-------- Data for processing

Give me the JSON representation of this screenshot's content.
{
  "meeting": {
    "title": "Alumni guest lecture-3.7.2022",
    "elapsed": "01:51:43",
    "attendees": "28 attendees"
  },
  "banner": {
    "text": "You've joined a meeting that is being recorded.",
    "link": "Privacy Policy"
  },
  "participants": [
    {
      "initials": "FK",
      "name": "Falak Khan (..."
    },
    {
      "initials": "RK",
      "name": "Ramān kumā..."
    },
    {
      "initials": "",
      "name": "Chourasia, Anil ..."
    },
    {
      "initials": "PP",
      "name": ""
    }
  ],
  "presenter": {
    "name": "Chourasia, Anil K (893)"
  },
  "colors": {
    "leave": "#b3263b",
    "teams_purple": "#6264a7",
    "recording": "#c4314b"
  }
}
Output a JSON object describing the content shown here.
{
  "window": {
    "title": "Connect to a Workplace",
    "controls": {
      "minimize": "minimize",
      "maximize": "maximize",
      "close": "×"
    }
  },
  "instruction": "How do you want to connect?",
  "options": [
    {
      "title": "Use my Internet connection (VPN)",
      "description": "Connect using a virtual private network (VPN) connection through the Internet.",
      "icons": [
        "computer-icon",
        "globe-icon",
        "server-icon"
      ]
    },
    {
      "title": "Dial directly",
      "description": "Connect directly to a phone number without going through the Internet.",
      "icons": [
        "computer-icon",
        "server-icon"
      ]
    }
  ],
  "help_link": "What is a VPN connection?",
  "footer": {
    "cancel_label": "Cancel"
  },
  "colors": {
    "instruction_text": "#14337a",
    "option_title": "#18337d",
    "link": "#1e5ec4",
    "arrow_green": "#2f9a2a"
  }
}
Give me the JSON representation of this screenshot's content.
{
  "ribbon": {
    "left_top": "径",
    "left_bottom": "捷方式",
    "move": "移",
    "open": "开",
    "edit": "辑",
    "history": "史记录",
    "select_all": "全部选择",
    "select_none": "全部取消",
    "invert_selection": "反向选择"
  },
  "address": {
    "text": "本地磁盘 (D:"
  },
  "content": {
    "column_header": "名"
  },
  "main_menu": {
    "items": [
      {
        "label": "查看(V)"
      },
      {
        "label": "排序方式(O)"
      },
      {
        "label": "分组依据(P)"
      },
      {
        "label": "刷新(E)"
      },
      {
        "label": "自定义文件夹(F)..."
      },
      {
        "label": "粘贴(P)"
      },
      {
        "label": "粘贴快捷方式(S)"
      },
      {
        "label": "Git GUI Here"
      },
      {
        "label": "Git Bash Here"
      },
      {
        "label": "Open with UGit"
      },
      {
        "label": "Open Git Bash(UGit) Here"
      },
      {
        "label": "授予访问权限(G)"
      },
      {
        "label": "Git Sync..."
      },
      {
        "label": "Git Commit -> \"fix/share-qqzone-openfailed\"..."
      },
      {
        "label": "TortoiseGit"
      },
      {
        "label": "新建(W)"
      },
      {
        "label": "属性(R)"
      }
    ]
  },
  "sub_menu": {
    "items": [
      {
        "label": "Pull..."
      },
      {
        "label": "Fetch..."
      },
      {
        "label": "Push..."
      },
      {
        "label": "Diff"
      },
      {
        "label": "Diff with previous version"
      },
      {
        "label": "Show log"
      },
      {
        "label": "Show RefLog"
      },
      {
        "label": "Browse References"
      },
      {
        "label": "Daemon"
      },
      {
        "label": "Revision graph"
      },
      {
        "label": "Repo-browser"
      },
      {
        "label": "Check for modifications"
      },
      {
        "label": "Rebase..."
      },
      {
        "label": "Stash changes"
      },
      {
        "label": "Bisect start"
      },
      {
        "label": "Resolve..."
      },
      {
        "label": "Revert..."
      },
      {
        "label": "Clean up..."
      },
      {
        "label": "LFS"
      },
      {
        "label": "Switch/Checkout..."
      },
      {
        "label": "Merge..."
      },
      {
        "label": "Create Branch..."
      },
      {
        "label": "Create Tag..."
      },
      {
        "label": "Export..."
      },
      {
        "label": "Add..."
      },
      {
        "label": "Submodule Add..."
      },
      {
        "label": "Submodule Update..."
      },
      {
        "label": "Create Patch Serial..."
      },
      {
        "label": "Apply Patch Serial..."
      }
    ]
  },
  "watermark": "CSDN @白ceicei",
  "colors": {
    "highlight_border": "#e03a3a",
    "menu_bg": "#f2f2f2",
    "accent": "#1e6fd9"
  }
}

----------------

The records above should be restated word for word, please.

§ **Result for this exercise**
Give me the JSON representation of this screenshot's content.
{
  "meeting": {
    "title": "Alumni guest lecture-3.7.2022",
    "elapsed": "01:51:43",
    "attendees": "28 attendees"
  },
  "banner": {
    "text": "You've joined a meeting that is being recorded.",
    "link": "Privacy Policy"
  },
  "participants": [
    {
      "initials": "FK",
      "name": "Falak Khan (..."
    },
    {
      "initials": "RK",
      "name": "Ramān kumā..."
    },
    {
      "initials": "",
      "name": "Chourasia, Anil ..."
    },
    {
      "initials": "PP",
      "name": ""
    }
  ],
  "presenter": {
    "name": "Chourasia, Anil K (893)"
  },
  "colors": {
    "leave": "#b3263b",
    "teams_purple": "#6264a7",
    "recording": "#c4314b"
  }
}
Output a JSON object describing the content shown here.
{
  "window": {
    "title": "Connect to a Workplace",
    "controls": {
      "minimize": "minimize",
      "maximize": "maximize",
      "close": "×"
    }
  },
  "instruction": "How do you want to connect?",
  "options": [
    {
      "title": "Use my Internet connection (VPN)",
      "description": "Connect using a virtual private network (VPN) connection through the Internet.",
      "icons": [
        "computer-icon",
        "globe-icon",
        "server-icon"
      ]
    },
    {
      "title": "Dial directly",
      "description": "Connect directly to a phone number without going through the Internet.",
      "icons": [
        "computer-icon",
        "server-icon"
      ]
    }
  ],
  "help_link": "What is a VPN connection?",
  "footer": {
    "cancel_label": "Cancel"
  },
  "colors": {
    "instruction_text": "#14337a",
    "option_title": "#18337d",
    "link": "#1e5ec4",
    "arrow_green": "#2f9a2a"
  }
}
Give me the JSON representation of this screenshot's content.
{
  "ribbon": {
    "left_top": "径",
    "left_bottom": "捷方式",
    "move": "移",
    "open": "开",
    "edit": "辑",
    "history": "史记录",
    "select_all": "全部选择",
    "select_none": "全部取消",
    "invert_selection": "反向选择"
  },
  "address": {
    "text": "本地磁盘 (D:"
  },
  "content": {
    "column_header": "名"
  },
  "main_menu": {
    "items": [
      {
        "label": "查看(V)"
      },
      {
        "label": "排序方式(O)"
      },
      {
        "label": "分组依据(P)"
      },
      {
        "label": "刷新(E)"
      },
      {
        "label": "自定义文件夹(F)..."
      },
      {
        "label": "粘贴(P)"
      },
      {
        "label": "粘贴快捷方式(S)"
      },
      {
        "label": "Git GUI Here"
      },
      {
        "label": "Git Bash Here"
      },
      {
        "label": "Open with UGit"
      },
      {
        "label": "Open Git Bash(UGit) Here"
      },
      {
        "label": "授予访问权限(G)"
      },
      {
        "label": "Git Sync..."
      },
      {
        "label": "Git Commit -> \"fix/share-qqzone-openfailed\"..."
      },
      {
        "label": "TortoiseGit"
      },
      {
        "label": "新建(W)"
      },
      {
        "label": "属性(R)"
      }
    ]
  },
  "sub_menu": {
    "items": [
      {
        "label": "Pull..."
      },
      {
        "label": "Fetch..."
      },
      {
        "label": "Push..."
      },
      {
        "label": "Diff"
      },
      {
        "label": "Diff with previous version"
      },
      {
        "label": "Show log"
      },
      {
        "label": "Show RefLog"
      },
      {
        "label": "Browse References"
      },
      {
        "label": "Daemon"
      },
      {
        "label": "Revision graph"
      },
      {
        "label": "Repo-browser"
      },
      {
        "label": "Check for modifications"
      },
      {
        "label": "Rebase..."
      },
      {
        "label": "Stash changes"
      },
      {
        "label": "Bisect start"
      },
      {
        "label": "Resolve..."
      },
      {
        "label": "Revert..."
      },
      {
        "label": "Clean up..."
      },
      {
        "label": "LFS"
      },
      {
        "label": "Switch/Checkout..."
      },
      {
        "label": "Merge..."
      },
      {
        "label": "Create Branch..."
      },
      {
        "label": "Create Tag..."
      },
      {
        "label": "Export..."
      },
      {
        "label": "Add..."
      },
      {
        "label": "Submodule Add..."
      },
      {
        "label": "Submodule Update..."
      },
      {
        "label": "Create Patch Serial..."
      },
      {
        "label": "Apply Patch Serial..."
      }
    ]
  },
  "watermark": "CSDN @白ceicei",
  "colors": {
    "highlight_border": "#e03a3a",
    "menu_bg": "#f2f2f2",
    "accent": "#1e6fd9"
  }
}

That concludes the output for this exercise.